Text block:
Saturday, June 05, 2010

End of Kindergarten

Hi sweet girl,

Kindergarten is complete, graduation ceremony was Thursday and yesterday was the last day of the school year.

During the year you had your sixth birthday, and now you frequently ask when will you be seven. Like so many kids before you, myself likely included, the next age seems better, bolder, brighter. You couldn't wait to finish kindergarten and be a BIG FIRST GRADER. As Mommy, I just want to hold onto this precious age of innocent delight and pleasure with uncensored self-expression.

During your graduation ceremony, when it was your turn to receive your certificate and take the microphone, you shared that your favorite part of Kindergarten wasn't the butterflies, or dress-up, or anything reasonably predictable, nope, not you. Your favorite part, you told the audience of nearly a hundred people, your favorite part was clean-up. Clean up!? A few parents asked if I knew this would be your answer, I didn't have words to hide my surprise. This doesn't necessarily transition from school to home, unfortunately, although you do like vacuuming, sometimes.

Recorded information:
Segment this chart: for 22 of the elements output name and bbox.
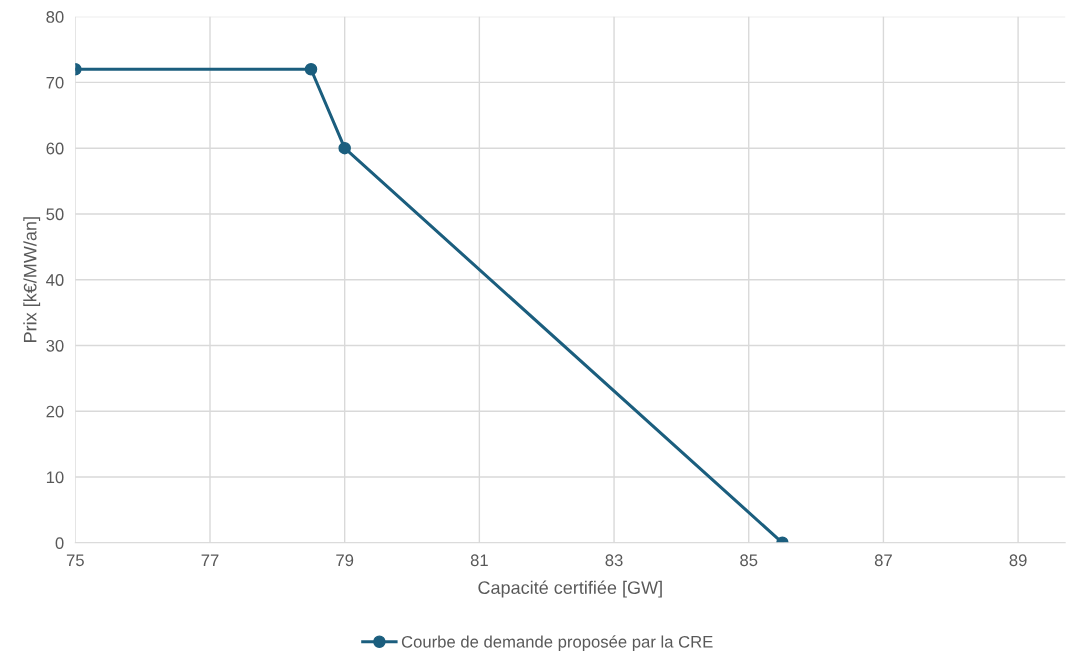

Exercise prompt:
Answer these about the end-of-kindergarten letter:
(a) On what day was the graduation ceremony held?
(b) Which birthday did the child have during the school year?
(c) What did the child tell the audience was her favorite part of kindergarten?

Reply to the task:
(a) Thursday
(b) Her sixth birthday
(c) Clean-up